TO DO →
Type out every line below exactly as it reads.
§
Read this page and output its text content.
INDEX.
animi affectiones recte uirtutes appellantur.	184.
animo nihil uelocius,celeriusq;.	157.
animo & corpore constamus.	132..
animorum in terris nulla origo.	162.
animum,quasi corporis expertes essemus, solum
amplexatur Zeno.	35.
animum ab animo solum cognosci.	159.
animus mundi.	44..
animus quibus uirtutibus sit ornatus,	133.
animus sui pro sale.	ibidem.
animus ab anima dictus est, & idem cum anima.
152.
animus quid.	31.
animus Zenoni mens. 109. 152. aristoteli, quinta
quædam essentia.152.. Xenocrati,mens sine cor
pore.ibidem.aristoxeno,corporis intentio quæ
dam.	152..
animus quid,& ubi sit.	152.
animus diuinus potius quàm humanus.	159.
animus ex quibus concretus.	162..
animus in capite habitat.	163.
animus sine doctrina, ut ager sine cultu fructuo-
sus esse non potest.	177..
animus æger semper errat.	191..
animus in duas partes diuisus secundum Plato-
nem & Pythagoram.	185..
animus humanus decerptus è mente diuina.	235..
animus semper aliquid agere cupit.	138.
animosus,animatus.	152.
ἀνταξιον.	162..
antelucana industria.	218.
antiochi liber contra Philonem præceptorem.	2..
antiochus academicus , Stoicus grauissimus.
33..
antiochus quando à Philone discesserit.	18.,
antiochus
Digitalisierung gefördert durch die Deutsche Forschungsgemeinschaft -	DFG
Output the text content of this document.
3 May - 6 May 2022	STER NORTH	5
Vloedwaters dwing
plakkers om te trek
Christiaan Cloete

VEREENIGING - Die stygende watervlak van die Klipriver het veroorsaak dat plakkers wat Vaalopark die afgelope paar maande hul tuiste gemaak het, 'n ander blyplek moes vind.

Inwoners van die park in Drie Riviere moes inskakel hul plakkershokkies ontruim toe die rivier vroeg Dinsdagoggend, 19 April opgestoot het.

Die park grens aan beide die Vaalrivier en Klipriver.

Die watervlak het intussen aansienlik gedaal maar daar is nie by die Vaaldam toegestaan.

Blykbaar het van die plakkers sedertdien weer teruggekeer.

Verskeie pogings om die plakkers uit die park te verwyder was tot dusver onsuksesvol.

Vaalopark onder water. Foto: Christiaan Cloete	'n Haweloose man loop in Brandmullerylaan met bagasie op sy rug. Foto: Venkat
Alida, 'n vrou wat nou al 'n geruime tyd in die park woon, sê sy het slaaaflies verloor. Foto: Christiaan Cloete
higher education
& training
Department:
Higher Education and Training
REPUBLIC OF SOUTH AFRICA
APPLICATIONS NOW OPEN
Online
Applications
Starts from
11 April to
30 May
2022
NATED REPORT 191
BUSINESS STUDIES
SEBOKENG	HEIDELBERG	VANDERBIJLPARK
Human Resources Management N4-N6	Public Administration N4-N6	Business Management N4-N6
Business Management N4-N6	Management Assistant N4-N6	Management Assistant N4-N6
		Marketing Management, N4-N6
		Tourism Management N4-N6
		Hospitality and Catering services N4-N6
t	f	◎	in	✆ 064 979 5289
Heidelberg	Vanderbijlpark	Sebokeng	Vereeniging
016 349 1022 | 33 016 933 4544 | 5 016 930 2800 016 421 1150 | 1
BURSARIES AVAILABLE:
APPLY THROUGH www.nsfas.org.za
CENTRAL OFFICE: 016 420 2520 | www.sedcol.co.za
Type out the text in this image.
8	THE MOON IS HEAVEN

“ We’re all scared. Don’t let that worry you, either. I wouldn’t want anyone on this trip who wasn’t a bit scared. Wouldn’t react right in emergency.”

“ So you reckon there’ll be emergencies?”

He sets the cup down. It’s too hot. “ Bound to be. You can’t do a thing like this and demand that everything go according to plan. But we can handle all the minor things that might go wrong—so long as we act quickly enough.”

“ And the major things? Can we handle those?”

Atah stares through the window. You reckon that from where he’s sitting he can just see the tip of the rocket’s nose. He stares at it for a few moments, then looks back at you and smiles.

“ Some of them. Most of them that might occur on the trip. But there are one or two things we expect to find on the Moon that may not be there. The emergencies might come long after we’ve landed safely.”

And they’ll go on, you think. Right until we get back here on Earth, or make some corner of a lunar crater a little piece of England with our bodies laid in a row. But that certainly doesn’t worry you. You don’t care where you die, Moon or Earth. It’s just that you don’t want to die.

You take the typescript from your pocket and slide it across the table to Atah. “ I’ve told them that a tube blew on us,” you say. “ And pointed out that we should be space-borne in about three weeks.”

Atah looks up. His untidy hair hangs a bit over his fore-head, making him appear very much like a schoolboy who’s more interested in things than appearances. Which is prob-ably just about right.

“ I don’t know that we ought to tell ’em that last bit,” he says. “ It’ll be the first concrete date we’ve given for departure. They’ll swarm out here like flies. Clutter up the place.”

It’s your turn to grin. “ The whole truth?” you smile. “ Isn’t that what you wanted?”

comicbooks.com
§
RIGHT ANSWER →
Read this page and output its text content.
INDEX.
animi affectiones recte uirtutes appellantur.	184.
animo nihil uelocius,celeriusq;.	157.
animo & corpore constamus.	132..
animorum in terris nulla origo.	162.
animum,quasi corporis expertes essemus, solum
amplexatur Zeno.	35.
animum ab animo solum cognosci.	159.
animus mundi.	44..
animus quibus uirtutibus sit ornatus,	133.
animus sui pro sale.	ibidem.
animus ab anima dictus est, & idem cum anima.
152.
animus quid.	31.
animus Zenoni mens. 109. 152. aristoteli, quinta
quædam essentia.152.. Xenocrati,mens sine cor
pore.ibidem.aristoxeno,corporis intentio quæ
dam.	152..
animus quid,& ubi sit.	152.
animus diuinus potius quàm humanus.	159.
animus ex quibus concretus.	162..
animus in capite habitat.	163.
animus sine doctrina, ut ager sine cultu fructuo-
sus esse non potest.	177..
animus æger semper errat.	191..
animus in duas partes diuisus secundum Plato-
nem & Pythagoram.	185..
animus humanus decerptus è mente diuina.	235..
animus semper aliquid agere cupit.	138.
animosus,animatus.	152.
ἀνταξιον.	162..
antelucana industria.	218.
antiochi liber contra Philonem præceptorem.	2..
antiochus academicus , Stoicus grauissimus.
33..
antiochus quando à Philone discesserit.	18.,
antiochus
Digitalisierung gefördert durch die Deutsche Forschungsgemeinschaft -	DFG
Output the text content of this document.
3 May - 6 May 2022	STER NORTH	5
Vloedwaters dwing
plakkers om te trek
Christiaan Cloete

VEREENIGING - Die stygende watervlak van die Klipriver het veroorsaak dat plakkers wat Vaalopark die afgelope paar maande hul tuiste gemaak het, 'n ander blyplek moes vind.

Inwoners van die park in Drie Riviere moes inskakel hul plakkershokkies ontruim toe die rivier vroeg Dinsdagoggend, 19 April opgestoot het.

Die park grens aan beide die Vaalrivier en Klipriver.

Die watervlak het intussen aansienlik gedaal maar daar is nie by die Vaaldam toegestaan.

Blykbaar het van die plakkers sedertdien weer teruggekeer.

Verskeie pogings om die plakkers uit die park te verwyder was tot dusver onsuksesvol.

Vaalopark onder water. Foto: Christiaan Cloete	'n Haweloose man loop in Brandmullerylaan met bagasie op sy rug. Foto: Venkat
Alida, 'n vrou wat nou al 'n geruime tyd in die park woon, sê sy het slaaaflies verloor. Foto: Christiaan Cloete
higher education
& training
Department:
Higher Education and Training
REPUBLIC OF SOUTH AFRICA
APPLICATIONS NOW OPEN
Online
Applications
Starts from
11 April to
30 May
2022
NATED REPORT 191
BUSINESS STUDIES
SEBOKENG	HEIDELBERG	VANDERBIJLPARK
Human Resources Management N4-N6	Public Administration N4-N6	Business Management N4-N6
Business Management N4-N6	Management Assistant N4-N6	Management Assistant N4-N6
		Marketing Management, N4-N6
		Tourism Management N4-N6
		Hospitality and Catering services N4-N6
t	f	◎	in	✆ 064 979 5289
Heidelberg	Vanderbijlpark	Sebokeng	Vereeniging
016 349 1022 | 33 016 933 4544 | 5 016 930 2800 016 421 1150 | 1
BURSARIES AVAILABLE:
APPLY THROUGH www.nsfas.org.za
CENTRAL OFFICE: 016 420 2520 | www.sedcol.co.za
Type out the text in this image.
8	THE MOON IS HEAVEN

“ We’re all scared. Don’t let that worry you, either. I wouldn’t want anyone on this trip who wasn’t a bit scared. Wouldn’t react right in emergency.”

“ So you reckon there’ll be emergencies?”

He sets the cup down. It’s too hot. “ Bound to be. You can’t do a thing like this and demand that everything go according to plan. But we can handle all the minor things that might go wrong—so long as we act quickly enough.”

“ And the major things? Can we handle those?”

Atah stares through the window. You reckon that from where he’s sitting he can just see the tip of the rocket’s nose. He stares at it for a few moments, then looks back at you and smiles.

“ Some of them. Most of them that might occur on the trip. But there are one or two things we expect to find on the Moon that may not be there. The emergencies might come long after we’ve landed safely.”

And they’ll go on, you think. Right until we get back here on Earth, or make some corner of a lunar crater a little piece of England with our bodies laid in a row. But that certainly doesn’t worry you. You don’t care where you die, Moon or Earth. It’s just that you don’t want to die.

You take the typescript from your pocket and slide it across the table to Atah. “ I’ve told them that a tube blew on us,” you say. “ And pointed out that we should be space-borne in about three weeks.”

Atah looks up. His untidy hair hangs a bit over his fore-head, making him appear very much like a schoolboy who’s more interested in things than appearances. Which is prob-ably just about right.

“ I don’t know that we ought to tell ’em that last bit,” he says. “ It’ll be the first concrete date we’ve given for departure. They’ll swarm out here like flies. Clutter up the place.”

It’s your turn to grin. “ The whole truth?” you smile. “ Isn’t that what you wanted?”

comicbooks.com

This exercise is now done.